→ **OBJECTIVE**: Identify the lines that include the word "绿色科技", then copy all of them.

_ _ _ _ _

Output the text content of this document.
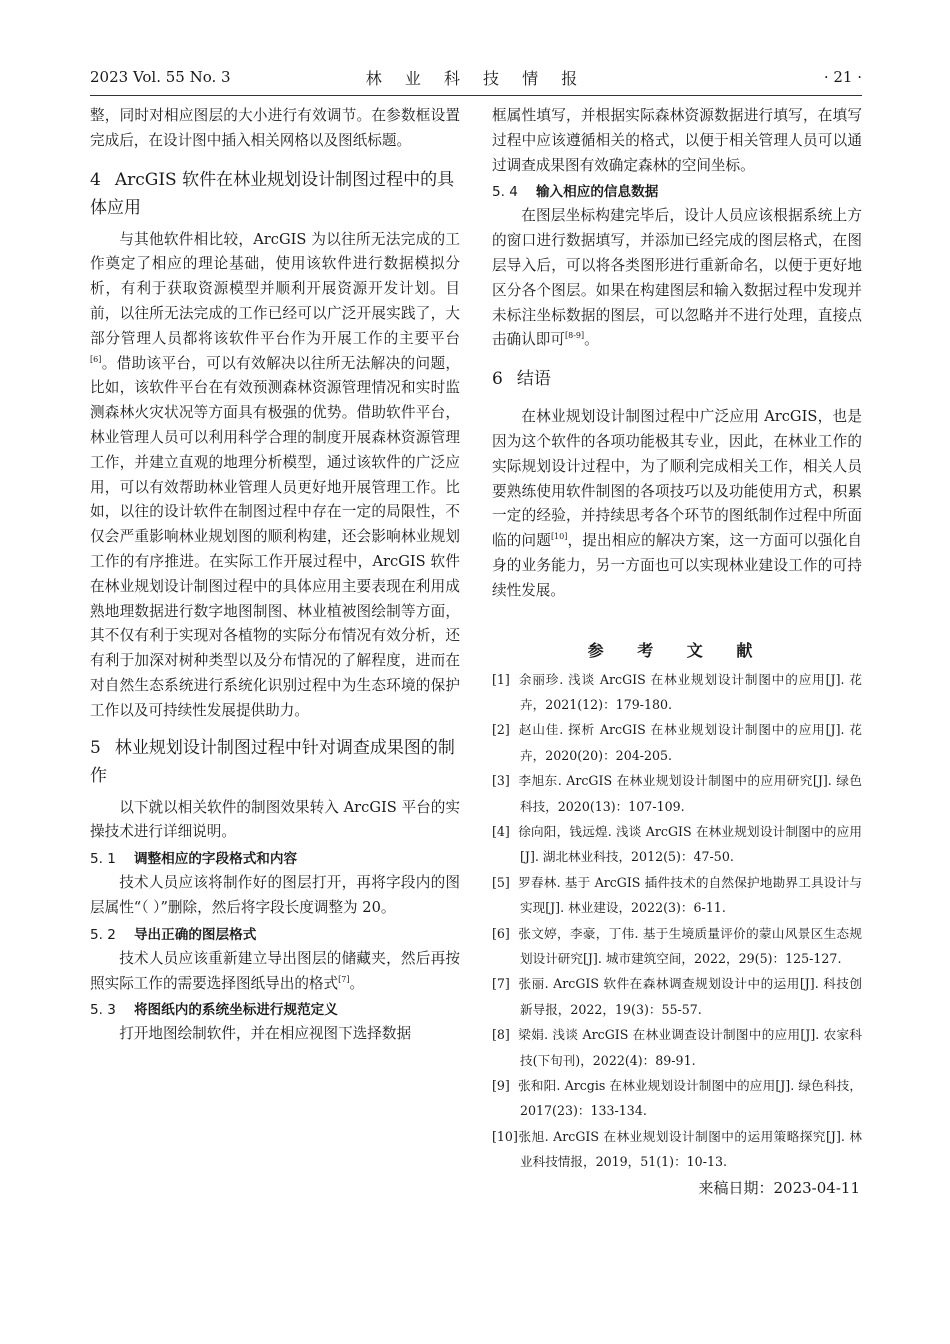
2023 Vol. 55 No. 3	林 业 科 技 情 报	· 21 ·

整，同时对相应图层的大小进行有效调节。在参数框设置完成后，在设计图中插入相关网格以及图纸标题。

4 ArcGIS 软件在林业规划设计制图过程中的具体应用

与其他软件相比较，ArcGIS 为以往所无法完成的工作奠定了相应的理论基础，使用该软件进行数据模拟分析，有利于获取资源模型并顺利开展资源开发计划。目前，以往所无法完成的工作已经可以广泛开展实践了，大部分管理人员都将该软件平台作为开展工作的主要平台[6]。借助该平台，可以有效解决以往所无法解决的问题，比如，该软件平台在有效预测森林资源管理情况和实时监测森林火灾状况等方面具有极强的优势。借助软件平台，林业管理人员可以利用科学合理的制度开展森林资源管理工作，并建立直观的地理分析模型，通过该软件的广泛应用，可以有效帮助林业管理人员更好地开展管理工作。比如，以往的设计软件在制图过程中存在一定的局限性，不仅会严重影响林业规划图的顺利构建，还会影响林业规划工作的有序推进。在实际工作开展过程中，ArcGIS 软件在林业规划设计制图过程中的具体应用主要表现在利用成熟地理数据进行数字地图制图、林业植被图绘制等方面，其不仅有利于实现对各植物的实际分布情况有效分析，还有利于加深对树种类型以及分布情况的了解程度，进而在对自然生态系统进行系统化识别过程中为生态环境的保护工作以及可持续性发展提供助力。

5 林业规划设计制图过程中针对调查成果图的制作

以下就以相关软件的制图效果转入 ArcGIS 平台的实操技术进行详细说明。

5. 1 调整相应的字段格式和内容

技术人员应该将制作好的图层打开，再将字段内的图层属性“（ ）”删除，然后将字段长度调整为 20。

5. 2 导出正确的图层格式

技术人员应该重新建立导出图层的储藏夹，然后再按照实际工作的需要选择图纸导出的格式[7]。

5. 3 将图纸内的系统坐标进行规范定义

打开地图绘制软件，并在相应视图下选择数据

框属性填写，并根据实际森林资源数据进行填写，在填写过程中应该遵循相关的格式，以便于相关管理人员可以通过调查成果图有效确定森林的空间坐标。

5. 4 输入相应的信息数据

在图层坐标构建完毕后，设计人员应该根据系统上方的窗口进行数据填写，并添加已经完成的图层格式，在图层导入后，可以将各类图形进行重新命名，以便于更好地区分各个图层。如果在构建图层和输入数据过程中发现并未标注坐标数据的图层，可以忽略并不进行处理，直接点击确认即可[8-9]。

6 结语

在林业规划设计制图过程中广泛应用 ArcGIS，也是因为这个软件的各项功能极其专业，因此，在林业工作的实际规划设计过程中，为了顺利完成相关工作，相关人员要熟练使用软件制图的各项技巧以及功能使用方式，积累一定的经验，并持续思考各个环节的图纸制作过程中所面临的问题[10]，提出相应的解决方案，这一方面可以强化自身的业务能力，另一方面也可以实现林业建设工作的可持续性发展。

参 考 文 献
[1] 余丽珍. 浅谈 ArcGIS 在林业规划设计制图中的应用[J]. 花卉，2021(12)：179-180.
[2] 赵山佳. 探析 ArcGIS 在林业规划设计制图中的应用[J]. 花卉，2020(20)：204-205.
[3] 李旭东. ArcGIS 在林业规划设计制图中的应用研究[J]. 绿色科技，2020(13)：107-109.
[4] 徐向阳，钱远煌. 浅谈 ArcGIS 在林业规划设计制图中的应用[J]. 湖北林业科技，2012(5)：47-50.
[5] 罗春林. 基于 ArcGIS 插件技术的自然保护地勘界工具设计与实现[J]. 林业建设，2022(3)：6-11.
[6] 张文婷，李豪，丁伟. 基于生境质量评价的蒙山风景区生态规划设计研究[J]. 城市建筑空间，2022，29(5)：125-127.
[7] 张丽. ArcGIS 软件在森林调查规划设计中的运用[J]. 科技创新导报，2022，19(3)：55-57.
[8] 梁娟. 浅谈 ArcGIS 在林业调查设计制图中的应用[J]. 农家科技(下旬刊)，2022(4)：89-91.
[9] 张和阳. Arcgis 在林业规划设计制图中的应用[J]. 绿色科技，2017(23)：133-134.
[10]张旭. ArcGIS 在林业规划设计制图中的运用策略探究[J]. 林业科技情报，2019，51(1)：10-13.
来稿日期：2023-04-11
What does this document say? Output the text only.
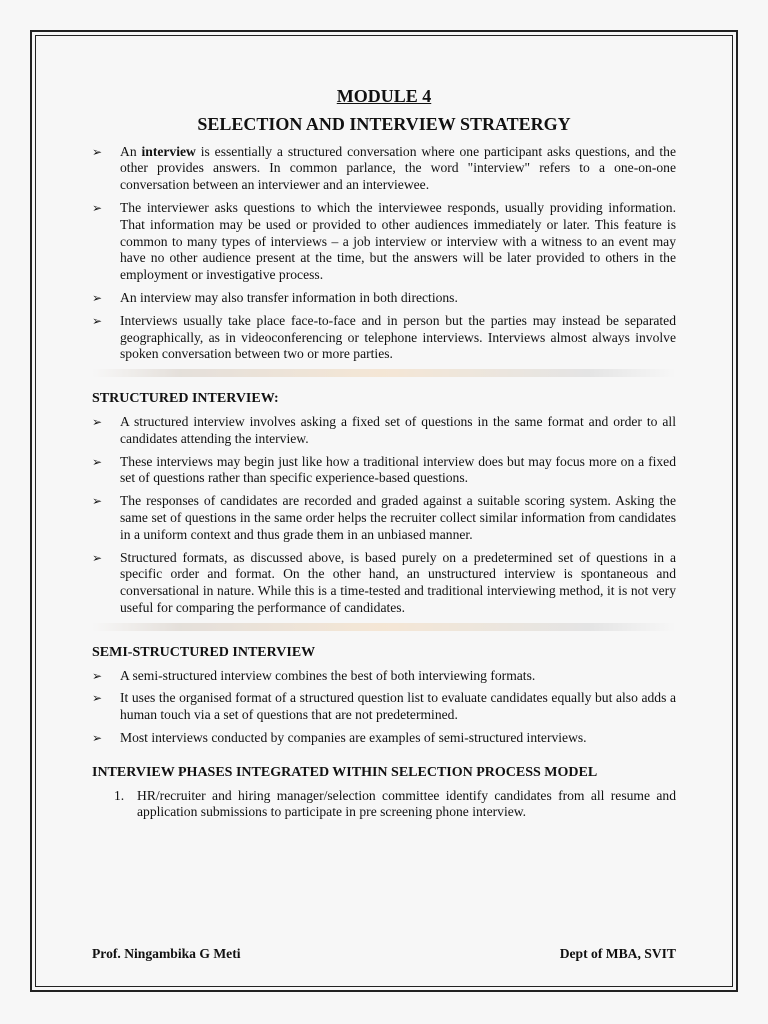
MODULE 4
SELECTION AND INTERVIEW STRATERGY
➢ An interview is essentially a structured conversation where one participant asks questions, and the other provides answers. In common parlance, the word "interview" refers to a one-on-one conversation between an interviewer and an interviewee.
➢ The interviewer asks questions to which the interviewee responds, usually providing information. That information may be used or provided to other audiences immediately or later. This feature is common to many types of interviews – a job interview or interview with a witness to an event may have no other audience present at the time, but the answers will be later provided to others in the employment or investigative process.
➢ An interview may also transfer information in both directions.
➢ Interviews usually take place face-to-face and in person but the parties may instead be separated geographically, as in videoconferencing or telephone interviews. Interviews almost always involve spoken conversation between two or more parties.
STRUCTURED INTERVIEW:
➢ A structured interview involves asking a fixed set of questions in the same format and order to all candidates attending the interview.
➢ These interviews may begin just like how a traditional interview does but may focus more on a fixed set of questions rather than specific experience-based questions.
➢ The responses of candidates are recorded and graded against a suitable scoring system. Asking the same set of questions in the same order helps the recruiter collect similar information from candidates in a uniform context and thus grade them in an unbiased manner.
➢ Structured formats, as discussed above, is based purely on a predetermined set of questions in a specific order and format. On the other hand, an unstructured interview is spontaneous and conversational in nature. While this is a time-tested and traditional interviewing method, it is not very useful for comparing the performance of candidates.
SEMI-STRUCTURED INTERVIEW
➢ A semi-structured interview combines the best of both interviewing formats.
➢ It uses the organised format of a structured question list to evaluate candidates equally but also adds a human touch via a set of questions that are not predetermined.
➢ Most interviews conducted by companies are examples of semi-structured interviews.
INTERVIEW PHASES INTEGRATED WITHIN SELECTION PROCESS MODEL
1. HR/recruiter and hiring manager/selection committee identify candidates from all resume and application submissions to participate in pre screening phone interview.
Prof. Ningambika G Meti	Dept of MBA, SVIT
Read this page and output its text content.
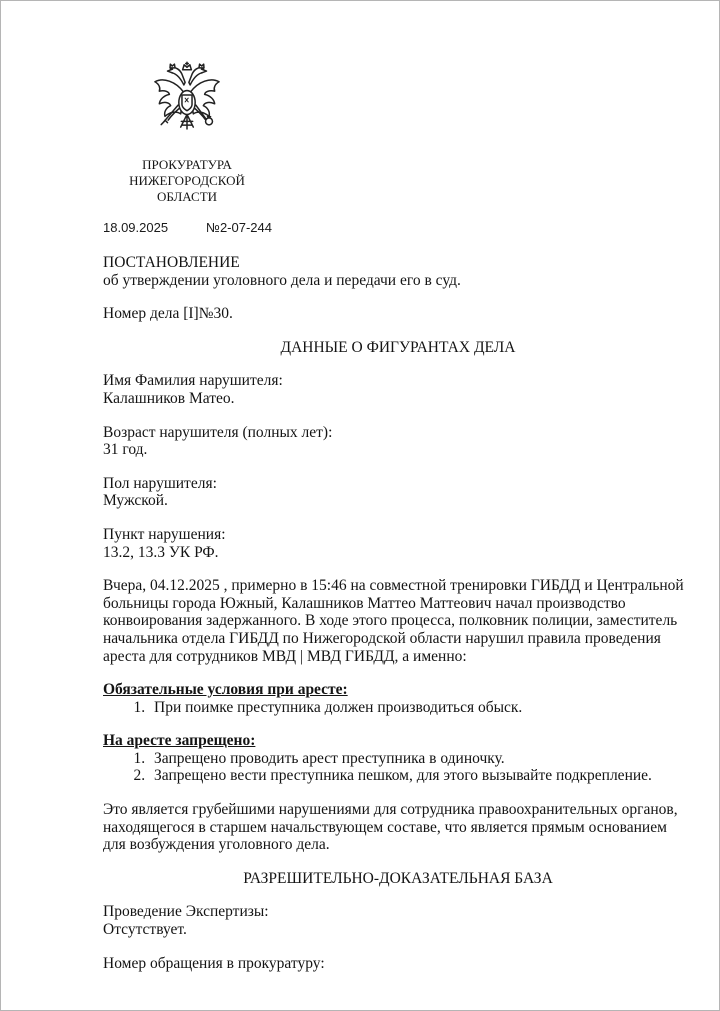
ПРОКУРАТУРА
НИЖЕГОРОДСКОЙ ОБЛАСТИ
18.09.2025	№2-07-244

ПОСТАНОВЛЕНИЕ

об утверждении уголовного дела и передачи его в суд.

Номер дела [I]№30.

ДАННЫЕ О ФИГУРАНТАХ ДЕЛА

Имя Фамилия нарушителя:

Калашников Матео.

Возраст нарушителя (полных лет):

31 год.

Пол нарушителя:

Мужской.

Пункт нарушения:

13.2, 13.3 УК РФ.

Вчера, 04.12.2025 , примерно в 15:46 на совместной тренировки ГИБДД и Центральной больницы города Южный, Калашников Маттео Маттеович начал производство конвоирования задержанного. В ходе этого процесса, полковник полиции, заместитель начальника отдела ГИБДД по Нижегородской области нарушил правила проведения ареста для сотрудников МВД | МВД ГИБДД, а именно:

Обязательные условия при аресте:

1. При поимке преступника должен производиться обыск.

На аресте запрещено:

1. Запрещено проводить арест преступника в одиночку.
2. Запрещено вести преступника пешком, для этого вызывайте подкрепление.

Это является грубейшими нарушениями для сотрудника правоохранительных органов, находящегося в старшем начальствующем составе, что является прямым основанием для возбуждения уголовного дела.

РАЗРЕШИТЕЛЬНО-ДОКАЗАТЕЛЬНАЯ БАЗА

Проведение Экспертизы:

Отсутствует.

Номер обращения в прокуратуру:
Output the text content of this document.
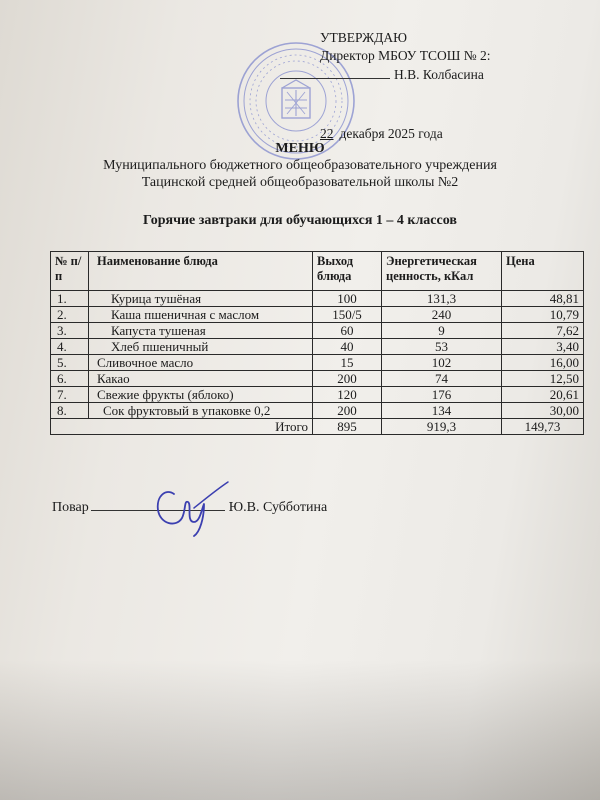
УТВЕРЖДАЮ
Директор МБОУ ТСОШ № 2:
Н.В. Колбасина
22 декабря 2025 года
МЕНЮ
Муниципального бюджетного общеобразовательного учреждения
Тацинской средней общеобразовательной школы №2
Горячие завтраки для обучающихся 1 – 4 классов
№ п/п	Наименование блюда	Выход блюда	Энергетическая ценность, кКал	Цена
1.	Курица тушёная	100	131,3	48,81
2.	Каша пшеничная с маслом	150/5	240	10,79
3.	Капуста тушеная	60	9	7,62
4.	Хлеб пшеничный	40	53	3,40
5.	Сливочное масло	15	102	16,00
6.	Какао	200	74	12,50
7.	Свежие фрукты (яблоко)	120	176	20,61
8.	Сок фруктовый в упаковке 0,2	200	134	30,00
Итого		895	919,3	149,73
Повар	Ю.В. Субботина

_ _ _ _ _

→ **RESULT FOR THIS TASK**:
[3] 李旭东. ArcGIS 在林业规划设计制图中的应用研究[J]. 绿色科技，2020(13)：107-109.
[9] 张和阳. Arcgis 在林业规划设计制图中的应用[J]. 绿色科技，2017(23)：133-134.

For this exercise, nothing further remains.